Aim → Write out the listing below without alteration, omitting its pictures.

┌─ Input rows

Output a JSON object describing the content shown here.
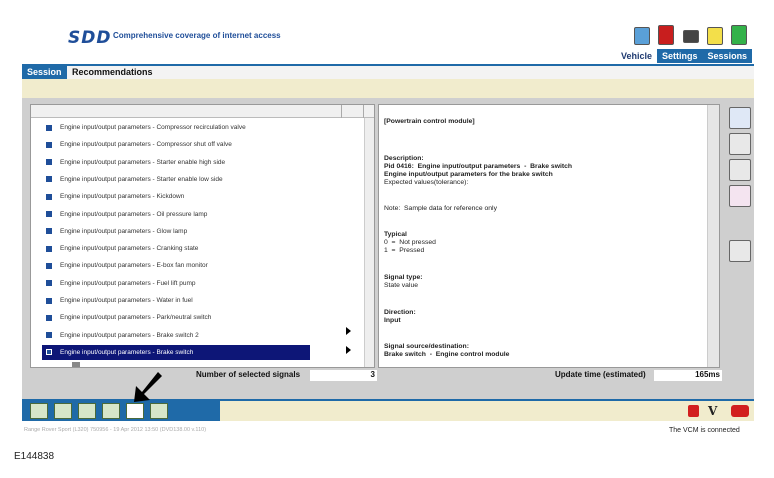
{
  "header": {
    "logo": "SDD",
    "tagline": "Comprehensive coverage of internet access",
    "nav": [
      "Vehicle",
      "Settings",
      "Sessions"
    ]
  },
  "tabs": [
    "Session",
    "Recommendations"
  ],
  "signal_list": {
    "rows": [
      "Engine input/output parameters  -  Compressor recirculation valve",
      "Engine input/output parameters  -  Compressor shut off valve",
      "Engine input/output parameters  -  Starter enable high side",
      "Engine input/output parameters  -  Starter enable low side",
      "Engine input/output parameters  -  Kickdown",
      "Engine input/output parameters  -  Oil pressure lamp",
      "Engine input/output parameters  -  Glow lamp",
      "Engine input/output parameters  -  Cranking state",
      "Engine input/output parameters  -  E-box fan monitor",
      "Engine input/output parameters  -  Fuel lift pump",
      "Engine input/output parameters  -  Water in fuel",
      "Engine input/output parameters  -  Park/neutral switch",
      "Engine input/output parameters  -  Brake switch 2",
      "Engine input/output parameters  -  Brake switch"
    ],
    "selected_index": 13
  },
  "details": {
    "module": "[Powertrain control module]",
    "description_label": "Description:",
    "description_lines": [
      "Pid 0416:  Engine input/output parameters  -  Brake switch",
      "Engine input/output parameters for the brake switch",
      "Expected values(tolerance):"
    ],
    "note": "Note:  Sample data for reference only",
    "typical_label": "Typical",
    "typical_lines": [
      "0  =  Not pressed",
      "1  =  Pressed"
    ],
    "signal_type_label": "Signal type:",
    "signal_type": "State value",
    "direction_label": "Direction:",
    "direction": "Input",
    "source_label": "Signal source/destination:",
    "source": "Brake switch  -  Engine control module"
  },
  "info_bar": {
    "selected_label": "Number of selected signals",
    "selected_value": "3",
    "update_label": "Update time (estimated)",
    "update_value": "165ms"
  },
  "footer": {
    "status_line": "Range Rover Sport (L320) 750956 - 19 Apr 2012 13:50 (DVD138.00 v.110)",
    "vcm_status": "The VCM is connected",
    "figure_id": "E144838"
  }
}
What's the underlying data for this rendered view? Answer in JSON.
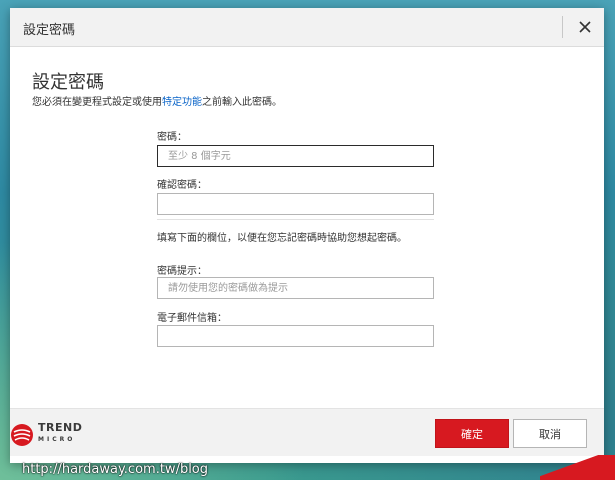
{
  "dialog": {
    "title": "設定密碼",
    "heading": "設定密碼",
    "subtext_before": "您必須在變更程式設定或使用",
    "subtext_link": "特定功能",
    "subtext_after": "之前輸入此密碼。",
    "close_icon": "close-icon"
  },
  "form": {
    "password_label": "密碼：",
    "password_placeholder": "至少 8 個字元",
    "confirm_label": "確認密碼：",
    "note": "填寫下面的欄位，以便在您忘記密碼時協助您想起密碼。",
    "hint_label": "密碼提示：",
    "hint_placeholder": "請勿使用您的密碼做為提示",
    "email_label": "電子郵件信箱："
  },
  "footer": {
    "logo_word": "TREND",
    "logo_sub": "MICRO",
    "ok_label": "確定",
    "cancel_label": "取消"
  },
  "watermark": "http://hardaway.com.tw/blog",
  "colors": {
    "accent": "#d71920",
    "link": "#0a64c8"
  }
}
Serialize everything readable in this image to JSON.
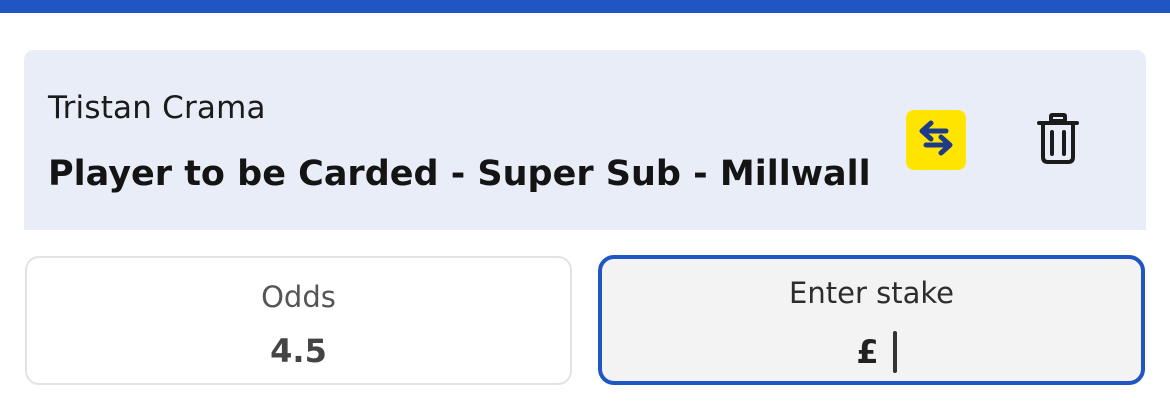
{
  "colors": {
    "accent": "#1f56c4",
    "card_background": "#e8edf7",
    "swap_yellow": "#ffe400",
    "swap_icon": "#1e3b8a"
  },
  "selection": {
    "player": "Tristan Crama",
    "market": "Player to be Carded - Super Sub - Millwall",
    "swap_icon": "swap-arrows-icon",
    "delete_icon": "trash-icon"
  },
  "odds": {
    "label": "Odds",
    "value": "4.5"
  },
  "stake": {
    "label": "Enter stake",
    "currency": "£",
    "value": ""
  }
}
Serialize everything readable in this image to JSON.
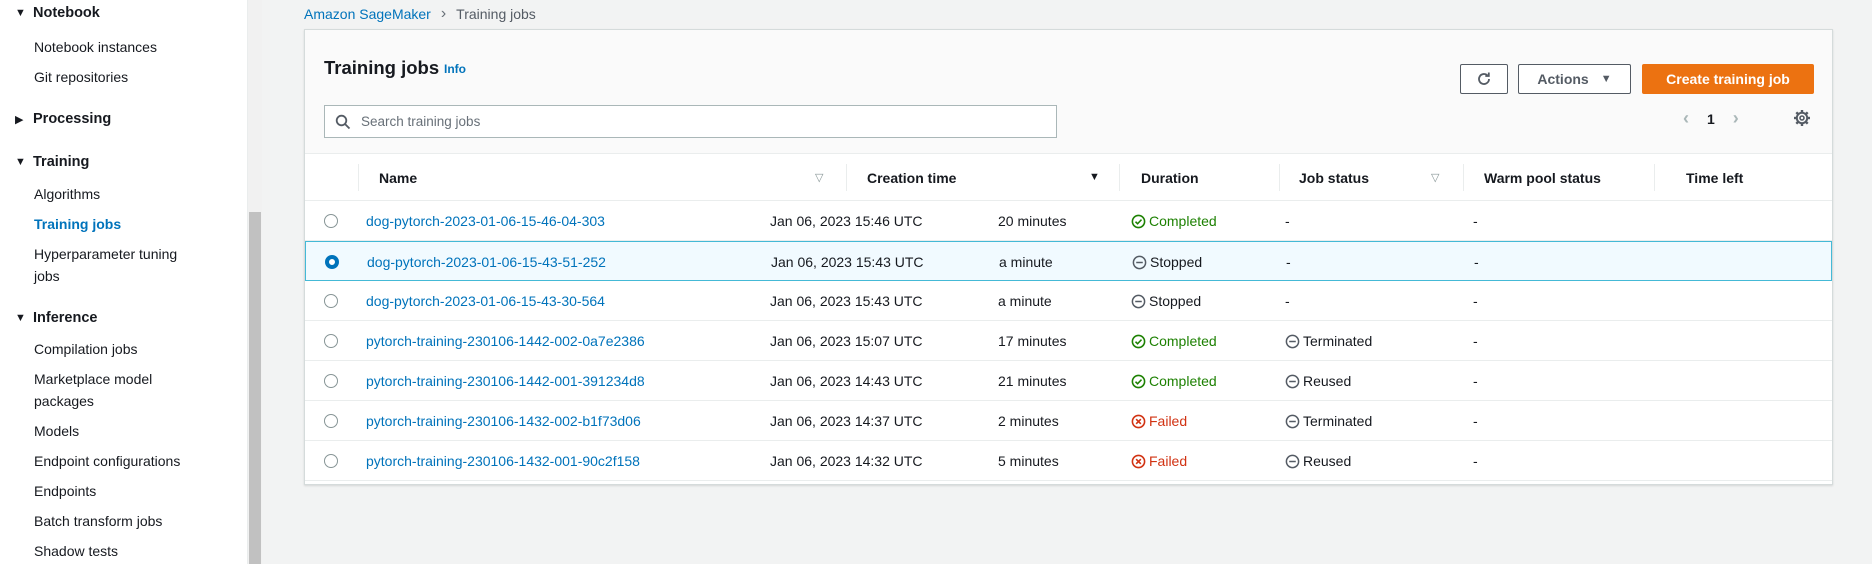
{
  "sidebar": {
    "notebook": {
      "label": "Notebook",
      "items": [
        "Notebook instances",
        "Git repositories"
      ]
    },
    "processing": {
      "label": "Processing"
    },
    "training": {
      "label": "Training",
      "items": [
        "Algorithms",
        "Training jobs",
        "Hyperparameter tuning",
        "jobs"
      ],
      "active": "Training jobs"
    },
    "inference": {
      "label": "Inference",
      "items": [
        "Compilation jobs",
        "Marketplace model",
        "packages",
        "Models",
        "Endpoint configurations",
        "Endpoints",
        "Batch transform jobs",
        "Shadow tests"
      ]
    }
  },
  "breadcrumb": {
    "root": "Amazon SageMaker",
    "current": "Training jobs"
  },
  "panel": {
    "title": "Training jobs",
    "info": "Info",
    "actions_label": "Actions",
    "create_label": "Create training job",
    "search_placeholder": "Search training jobs",
    "page_number": "1"
  },
  "table": {
    "columns": [
      "Name",
      "Creation time",
      "Duration",
      "Job status",
      "Warm pool status",
      "Time left"
    ],
    "rows": [
      {
        "name": "dog-pytorch-2023-01-06-15-46-04-303",
        "created": "Jan 06, 2023 15:46 UTC",
        "duration": "20 minutes",
        "status": "Completed",
        "warm_pool": "-",
        "time_left": "-"
      },
      {
        "name": "dog-pytorch-2023-01-06-15-43-51-252",
        "created": "Jan 06, 2023 15:43 UTC",
        "duration": "a minute",
        "status": "Stopped",
        "warm_pool": "-",
        "time_left": "-"
      },
      {
        "name": "dog-pytorch-2023-01-06-15-43-30-564",
        "created": "Jan 06, 2023 15:43 UTC",
        "duration": "a minute",
        "status": "Stopped",
        "warm_pool": "-",
        "time_left": "-"
      },
      {
        "name": "pytorch-training-230106-1442-002-0a7e2386",
        "created": "Jan 06, 2023 15:07 UTC",
        "duration": "17 minutes",
        "status": "Completed",
        "warm_pool": "Terminated",
        "time_left": "-"
      },
      {
        "name": "pytorch-training-230106-1442-001-391234d8",
        "created": "Jan 06, 2023 14:43 UTC",
        "duration": "21 minutes",
        "status": "Completed",
        "warm_pool": "Reused",
        "time_left": "-"
      },
      {
        "name": "pytorch-training-230106-1432-002-b1f73d06",
        "created": "Jan 06, 2023 14:37 UTC",
        "duration": "2 minutes",
        "status": "Failed",
        "warm_pool": "Terminated",
        "time_left": "-"
      },
      {
        "name": "pytorch-training-230106-1432-001-90c2f158",
        "created": "Jan 06, 2023 14:32 UTC",
        "duration": "5 minutes",
        "status": "Failed",
        "warm_pool": "Reused",
        "time_left": "-"
      }
    ],
    "selected_row": 1
  },
  "colors": {
    "accent": "#0073bb",
    "primary_button": "#ec7211",
    "completed": "#1d8102",
    "failed": "#d13212"
  },
  "icons": {
    "refresh": "refresh-icon",
    "search": "search-icon",
    "settings": "gear-icon",
    "completed": "check-circle-icon",
    "stopped": "minus-circle-icon",
    "failed": "x-circle-icon"
  }
}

└─

Worked answer →
Output a JSON object describing the content shown here.
{
  "header": {
    "logo": "SDD",
    "tagline": "Comprehensive coverage of internet access",
    "nav": [
      "Vehicle",
      "Settings",
      "Sessions"
    ]
  },
  "tabs": [
    "Session",
    "Recommendations"
  ],
  "signal_list": {
    "rows": [
      "Engine input/output parameters  -  Compressor recirculation valve",
      "Engine input/output parameters  -  Compressor shut off valve",
      "Engine input/output parameters  -  Starter enable high side",
      "Engine input/output parameters  -  Starter enable low side",
      "Engine input/output parameters  -  Kickdown",
      "Engine input/output parameters  -  Oil pressure lamp",
      "Engine input/output parameters  -  Glow lamp",
      "Engine input/output parameters  -  Cranking state",
      "Engine input/output parameters  -  E-box fan monitor",
      "Engine input/output parameters  -  Fuel lift pump",
      "Engine input/output parameters  -  Water in fuel",
      "Engine input/output parameters  -  Park/neutral switch",
      "Engine input/output parameters  -  Brake switch 2",
      "Engine input/output parameters  -  Brake switch"
    ],
    "selected_index": 13
  },
  "details": {
    "module": "[Powertrain control module]",
    "description_label": "Description:",
    "description_lines": [
      "Pid 0416:  Engine input/output parameters  -  Brake switch",
      "Engine input/output parameters for the brake switch",
      "Expected values(tolerance):"
    ],
    "note": "Note:  Sample data for reference only",
    "typical_label": "Typical",
    "typical_lines": [
      "0  =  Not pressed",
      "1  =  Pressed"
    ],
    "signal_type_label": "Signal type:",
    "signal_type": "State value",
    "direction_label": "Direction:",
    "direction": "Input",
    "source_label": "Signal source/destination:",
    "source": "Brake switch  -  Engine control module"
  },
  "info_bar": {
    "selected_label": "Number of selected signals",
    "selected_value": "3",
    "update_label": "Update time (estimated)",
    "update_value": "165ms"
  },
  "footer": {
    "status_line": "Range Rover Sport (L320) 750956 - 19 Apr 2012 13:50 (DVD138.00 v.110)",
    "vcm_status": "The VCM is connected",
    "figure_id": "E144838"
  }
}
What's the underlying data for this rendered view? Answer in JSON.
{
  "dialog": {
    "title": "設定密碼",
    "heading": "設定密碼",
    "subtext_before": "您必須在變更程式設定或使用",
    "subtext_link": "特定功能",
    "subtext_after": "之前輸入此密碼。",
    "close_icon": "close-icon"
  },
  "form": {
    "password_label": "密碼：",
    "password_placeholder": "至少 8 個字元",
    "confirm_label": "確認密碼：",
    "note": "填寫下面的欄位，以便在您忘記密碼時協助您想起密碼。",
    "hint_label": "密碼提示：",
    "hint_placeholder": "請勿使用您的密碼做為提示",
    "email_label": "電子郵件信箱："
  },
  "footer": {
    "logo_word": "TREND",
    "logo_sub": "MICRO",
    "ok_label": "確定",
    "cancel_label": "取消"
  },
  "watermark": "http://hardaway.com.tw/blog",
  "colors": {
    "accent": "#d71920",
    "link": "#0a64c8"
  }
}
Serialize everything readable in this image to JSON.
{
  "colors": {
    "accent": "#1f56c4",
    "card_background": "#e8edf7",
    "swap_yellow": "#ffe400",
    "swap_icon": "#1e3b8a"
  },
  "selection": {
    "player": "Tristan Crama",
    "market": "Player to be Carded - Super Sub - Millwall",
    "swap_icon": "swap-arrows-icon",
    "delete_icon": "trash-icon"
  },
  "odds": {
    "label": "Odds",
    "value": "4.5"
  },
  "stake": {
    "label": "Enter stake",
    "currency": "£",
    "value": ""
  }
}
Serialize everything readable in this image to JSON.
{
  "sidebar": {
    "notebook": {
      "label": "Notebook",
      "items": [
        "Notebook instances",
        "Git repositories"
      ]
    },
    "processing": {
      "label": "Processing"
    },
    "training": {
      "label": "Training",
      "items": [
        "Algorithms",
        "Training jobs",
        "Hyperparameter tuning",
        "jobs"
      ],
      "active": "Training jobs"
    },
    "inference": {
      "label": "Inference",
      "items": [
        "Compilation jobs",
        "Marketplace model",
        "packages",
        "Models",
        "Endpoint configurations",
        "Endpoints",
        "Batch transform jobs",
        "Shadow tests"
      ]
    }
  },
  "breadcrumb": {
    "root": "Amazon SageMaker",
    "current": "Training jobs"
  },
  "panel": {
    "title": "Training jobs",
    "info": "Info",
    "actions_label": "Actions",
    "create_label": "Create training job",
    "search_placeholder": "Search training jobs",
    "page_number": "1"
  },
  "table": {
    "columns": [
      "Name",
      "Creation time",
      "Duration",
      "Job status",
      "Warm pool status",
      "Time left"
    ],
    "rows": [
      {
        "name": "dog-pytorch-2023-01-06-15-46-04-303",
        "created": "Jan 06, 2023 15:46 UTC",
        "duration": "20 minutes",
        "status": "Completed",
        "warm_pool": "-",
        "time_left": "-"
      },
      {
        "name": "dog-pytorch-2023-01-06-15-43-51-252",
        "created": "Jan 06, 2023 15:43 UTC",
        "duration": "a minute",
        "status": "Stopped",
        "warm_pool": "-",
        "time_left": "-"
      },
      {
        "name": "dog-pytorch-2023-01-06-15-43-30-564",
        "created": "Jan 06, 2023 15:43 UTC",
        "duration": "a minute",
        "status": "Stopped",
        "warm_pool": "-",
        "time_left": "-"
      },
      {
        "name": "pytorch-training-230106-1442-002-0a7e2386",
        "created": "Jan 06, 2023 15:07 UTC",
        "duration": "17 minutes",
        "status": "Completed",
        "warm_pool": "Terminated",
        "time_left": "-"
      },
      {
        "name": "pytorch-training-230106-1442-001-391234d8",
        "created": "Jan 06, 2023 14:43 UTC",
        "duration": "21 minutes",
        "status": "Completed",
        "warm_pool": "Reused",
        "time_left": "-"
      },
      {
        "name": "pytorch-training-230106-1432-002-b1f73d06",
        "created": "Jan 06, 2023 14:37 UTC",
        "duration": "2 minutes",
        "status": "Failed",
        "warm_pool": "Terminated",
        "time_left": "-"
      },
      {
        "name": "pytorch-training-230106-1432-001-90c2f158",
        "created": "Jan 06, 2023 14:32 UTC",
        "duration": "5 minutes",
        "status": "Failed",
        "warm_pool": "Reused",
        "time_left": "-"
      }
    ],
    "selected_row": 1
  },
  "colors": {
    "accent": "#0073bb",
    "primary_button": "#ec7211",
    "completed": "#1d8102",
    "failed": "#d13212"
  },
  "icons": {
    "refresh": "refresh-icon",
    "search": "search-icon",
    "settings": "gear-icon",
    "completed": "check-circle-icon",
    "stopped": "minus-circle-icon",
    "failed": "x-circle-icon"
  }
}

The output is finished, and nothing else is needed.